Rows ▸

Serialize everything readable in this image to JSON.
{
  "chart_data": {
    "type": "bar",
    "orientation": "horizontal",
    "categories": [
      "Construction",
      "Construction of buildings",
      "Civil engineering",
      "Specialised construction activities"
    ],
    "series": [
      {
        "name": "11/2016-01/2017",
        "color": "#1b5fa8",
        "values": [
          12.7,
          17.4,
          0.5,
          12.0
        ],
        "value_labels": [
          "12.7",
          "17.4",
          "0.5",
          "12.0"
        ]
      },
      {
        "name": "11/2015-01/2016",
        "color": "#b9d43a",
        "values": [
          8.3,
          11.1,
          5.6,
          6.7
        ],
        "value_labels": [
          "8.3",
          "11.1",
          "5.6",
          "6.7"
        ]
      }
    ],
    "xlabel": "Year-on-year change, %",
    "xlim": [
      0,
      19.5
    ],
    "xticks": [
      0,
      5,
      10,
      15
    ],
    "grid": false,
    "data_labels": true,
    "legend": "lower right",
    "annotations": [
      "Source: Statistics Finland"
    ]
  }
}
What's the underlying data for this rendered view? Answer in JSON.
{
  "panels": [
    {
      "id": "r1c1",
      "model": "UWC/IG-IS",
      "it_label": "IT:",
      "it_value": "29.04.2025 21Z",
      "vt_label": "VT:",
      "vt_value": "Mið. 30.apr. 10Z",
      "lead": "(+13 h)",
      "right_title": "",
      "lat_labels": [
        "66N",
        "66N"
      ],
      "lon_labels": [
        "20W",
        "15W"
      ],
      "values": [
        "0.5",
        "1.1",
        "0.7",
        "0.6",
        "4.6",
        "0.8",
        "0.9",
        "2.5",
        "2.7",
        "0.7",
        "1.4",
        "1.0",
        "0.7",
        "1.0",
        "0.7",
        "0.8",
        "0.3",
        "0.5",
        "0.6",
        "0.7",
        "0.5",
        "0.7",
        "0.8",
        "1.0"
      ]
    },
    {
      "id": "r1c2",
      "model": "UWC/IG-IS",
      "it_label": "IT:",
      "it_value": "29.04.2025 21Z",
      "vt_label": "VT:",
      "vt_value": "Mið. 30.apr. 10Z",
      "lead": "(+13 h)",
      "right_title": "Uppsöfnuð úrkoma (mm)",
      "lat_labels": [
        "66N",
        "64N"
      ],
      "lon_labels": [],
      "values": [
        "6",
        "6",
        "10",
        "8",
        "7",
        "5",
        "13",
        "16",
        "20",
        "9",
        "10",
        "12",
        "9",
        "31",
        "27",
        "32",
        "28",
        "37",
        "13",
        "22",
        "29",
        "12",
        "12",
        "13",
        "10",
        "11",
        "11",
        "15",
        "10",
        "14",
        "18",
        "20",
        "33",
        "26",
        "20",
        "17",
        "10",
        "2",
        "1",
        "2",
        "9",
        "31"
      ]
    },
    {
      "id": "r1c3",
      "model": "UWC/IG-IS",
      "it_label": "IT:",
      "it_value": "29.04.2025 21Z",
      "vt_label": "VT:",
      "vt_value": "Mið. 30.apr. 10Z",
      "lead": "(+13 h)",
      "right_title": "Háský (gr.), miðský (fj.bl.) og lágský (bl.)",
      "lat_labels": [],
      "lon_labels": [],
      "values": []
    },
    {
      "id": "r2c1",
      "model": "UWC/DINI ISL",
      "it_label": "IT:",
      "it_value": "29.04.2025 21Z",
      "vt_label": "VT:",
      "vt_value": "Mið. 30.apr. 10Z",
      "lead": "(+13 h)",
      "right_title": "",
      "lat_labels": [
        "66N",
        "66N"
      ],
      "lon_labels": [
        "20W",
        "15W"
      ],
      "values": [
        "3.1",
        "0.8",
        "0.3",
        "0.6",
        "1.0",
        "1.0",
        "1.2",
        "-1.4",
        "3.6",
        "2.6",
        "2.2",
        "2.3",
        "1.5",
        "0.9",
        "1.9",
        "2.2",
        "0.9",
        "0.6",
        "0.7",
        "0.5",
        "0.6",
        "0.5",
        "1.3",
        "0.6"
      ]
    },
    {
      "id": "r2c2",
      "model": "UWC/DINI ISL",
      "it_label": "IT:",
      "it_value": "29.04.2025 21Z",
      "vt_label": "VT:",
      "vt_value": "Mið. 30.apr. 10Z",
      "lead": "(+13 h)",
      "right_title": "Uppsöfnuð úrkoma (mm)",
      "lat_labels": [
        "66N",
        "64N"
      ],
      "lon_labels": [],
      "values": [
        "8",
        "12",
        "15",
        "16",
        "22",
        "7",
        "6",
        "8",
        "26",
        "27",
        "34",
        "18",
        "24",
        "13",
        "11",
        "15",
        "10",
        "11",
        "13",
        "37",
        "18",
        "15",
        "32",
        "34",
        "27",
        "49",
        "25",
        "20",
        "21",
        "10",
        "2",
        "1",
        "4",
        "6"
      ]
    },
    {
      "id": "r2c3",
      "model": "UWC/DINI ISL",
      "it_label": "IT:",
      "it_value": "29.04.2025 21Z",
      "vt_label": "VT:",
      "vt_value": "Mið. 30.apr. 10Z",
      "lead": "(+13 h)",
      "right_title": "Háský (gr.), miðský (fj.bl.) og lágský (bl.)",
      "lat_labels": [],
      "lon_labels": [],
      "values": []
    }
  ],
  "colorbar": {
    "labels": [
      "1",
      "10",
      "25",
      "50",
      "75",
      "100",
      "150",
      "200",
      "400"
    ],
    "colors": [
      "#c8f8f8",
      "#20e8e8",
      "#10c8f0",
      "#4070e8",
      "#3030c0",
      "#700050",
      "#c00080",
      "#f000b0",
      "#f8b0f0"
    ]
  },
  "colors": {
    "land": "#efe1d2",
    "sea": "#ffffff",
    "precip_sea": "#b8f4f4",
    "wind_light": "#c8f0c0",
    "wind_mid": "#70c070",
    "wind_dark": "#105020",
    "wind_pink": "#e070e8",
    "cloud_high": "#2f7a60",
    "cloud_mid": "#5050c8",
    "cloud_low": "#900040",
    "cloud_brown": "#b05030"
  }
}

Goal ▸ Set every line of the listing down word for word.

Reply to the exercise ▸
Serialize everything readable in this image to JSON.
{
  "chart_data": {
    "type": "bar",
    "orientation": "horizontal",
    "categories": [
      "Construction",
      "Construction of buildings",
      "Civil engineering",
      "Specialised construction activities"
    ],
    "series": [
      {
        "name": "11/2016-01/2017",
        "color": "#1b5fa8",
        "values": [
          12.7,
          17.4,
          0.5,
          12.0
        ],
        "value_labels": [
          "12.7",
          "17.4",
          "0.5",
          "12.0"
        ]
      },
      {
        "name": "11/2015-01/2016",
        "color": "#b9d43a",
        "values": [
          8.3,
          11.1,
          5.6,
          6.7
        ],
        "value_labels": [
          "8.3",
          "11.1",
          "5.6",
          "6.7"
        ]
      }
    ],
    "xlabel": "Year-on-year change, %",
    "xlim": [
      0,
      19.5
    ],
    "xticks": [
      0,
      5,
      10,
      15
    ],
    "grid": false,
    "data_labels": true,
    "legend": "lower right",
    "annotations": [
      "Source: Statistics Finland"
    ]
  }
}
What's the underlying data for this rendered view? Answer in JSON.
{
  "panels": [
    {
      "id": "r1c1",
      "model": "UWC/IG-IS",
      "it_label": "IT:",
      "it_value": "29.04.2025 21Z",
      "vt_label": "VT:",
      "vt_value": "Mið. 30.apr. 10Z",
      "lead": "(+13 h)",
      "right_title": "",
      "lat_labels": [
        "66N",
        "66N"
      ],
      "lon_labels": [
        "20W",
        "15W"
      ],
      "values": [
        "0.5",
        "1.1",
        "0.7",
        "0.6",
        "4.6",
        "0.8",
        "0.9",
        "2.5",
        "2.7",
        "0.7",
        "1.4",
        "1.0",
        "0.7",
        "1.0",
        "0.7",
        "0.8",
        "0.3",
        "0.5",
        "0.6",
        "0.7",
        "0.5",
        "0.7",
        "0.8",
        "1.0"
      ]
    },
    {
      "id": "r1c2",
      "model": "UWC/IG-IS",
      "it_label": "IT:",
      "it_value": "29.04.2025 21Z",
      "vt_label": "VT:",
      "vt_value": "Mið. 30.apr. 10Z",
      "lead": "(+13 h)",
      "right_title": "Uppsöfnuð úrkoma (mm)",
      "lat_labels": [
        "66N",
        "64N"
      ],
      "lon_labels": [],
      "values": [
        "6",
        "6",
        "10",
        "8",
        "7",
        "5",
        "13",
        "16",
        "20",
        "9",
        "10",
        "12",
        "9",
        "31",
        "27",
        "32",
        "28",
        "37",
        "13",
        "22",
        "29",
        "12",
        "12",
        "13",
        "10",
        "11",
        "11",
        "15",
        "10",
        "14",
        "18",
        "20",
        "33",
        "26",
        "20",
        "17",
        "10",
        "2",
        "1",
        "2",
        "9",
        "31"
      ]
    },
    {
      "id": "r1c3",
      "model": "UWC/IG-IS",
      "it_label": "IT:",
      "it_value": "29.04.2025 21Z",
      "vt_label": "VT:",
      "vt_value": "Mið. 30.apr. 10Z",
      "lead": "(+13 h)",
      "right_title": "Háský (gr.), miðský (fj.bl.) og lágský (bl.)",
      "lat_labels": [],
      "lon_labels": [],
      "values": []
    },
    {
      "id": "r2c1",
      "model": "UWC/DINI ISL",
      "it_label": "IT:",
      "it_value": "29.04.2025 21Z",
      "vt_label": "VT:",
      "vt_value": "Mið. 30.apr. 10Z",
      "lead": "(+13 h)",
      "right_title": "",
      "lat_labels": [
        "66N",
        "66N"
      ],
      "lon_labels": [
        "20W",
        "15W"
      ],
      "values": [
        "3.1",
        "0.8",
        "0.3",
        "0.6",
        "1.0",
        "1.0",
        "1.2",
        "-1.4",
        "3.6",
        "2.6",
        "2.2",
        "2.3",
        "1.5",
        "0.9",
        "1.9",
        "2.2",
        "0.9",
        "0.6",
        "0.7",
        "0.5",
        "0.6",
        "0.5",
        "1.3",
        "0.6"
      ]
    },
    {
      "id": "r2c2",
      "model": "UWC/DINI ISL",
      "it_label": "IT:",
      "it_value": "29.04.2025 21Z",
      "vt_label": "VT:",
      "vt_value": "Mið. 30.apr. 10Z",
      "lead": "(+13 h)",
      "right_title": "Uppsöfnuð úrkoma (mm)",
      "lat_labels": [
        "66N",
        "64N"
      ],
      "lon_labels": [],
      "values": [
        "8",
        "12",
        "15",
        "16",
        "22",
        "7",
        "6",
        "8",
        "26",
        "27",
        "34",
        "18",
        "24",
        "13",
        "11",
        "15",
        "10",
        "11",
        "13",
        "37",
        "18",
        "15",
        "32",
        "34",
        "27",
        "49",
        "25",
        "20",
        "21",
        "10",
        "2",
        "1",
        "4",
        "6"
      ]
    },
    {
      "id": "r2c3",
      "model": "UWC/DINI ISL",
      "it_label": "IT:",
      "it_value": "29.04.2025 21Z",
      "vt_label": "VT:",
      "vt_value": "Mið. 30.apr. 10Z",
      "lead": "(+13 h)",
      "right_title": "Háský (gr.), miðský (fj.bl.) og lágský (bl.)",
      "lat_labels": [],
      "lon_labels": [],
      "values": []
    }
  ],
  "colorbar": {
    "labels": [
      "1",
      "10",
      "25",
      "50",
      "75",
      "100",
      "150",
      "200",
      "400"
    ],
    "colors": [
      "#c8f8f8",
      "#20e8e8",
      "#10c8f0",
      "#4070e8",
      "#3030c0",
      "#700050",
      "#c00080",
      "#f000b0",
      "#f8b0f0"
    ]
  },
  "colors": {
    "land": "#efe1d2",
    "sea": "#ffffff",
    "precip_sea": "#b8f4f4",
    "wind_light": "#c8f0c0",
    "wind_mid": "#70c070",
    "wind_dark": "#105020",
    "wind_pink": "#e070e8",
    "cloud_high": "#2f7a60",
    "cloud_mid": "#5050c8",
    "cloud_low": "#900040",
    "cloud_brown": "#b05030"
  }
}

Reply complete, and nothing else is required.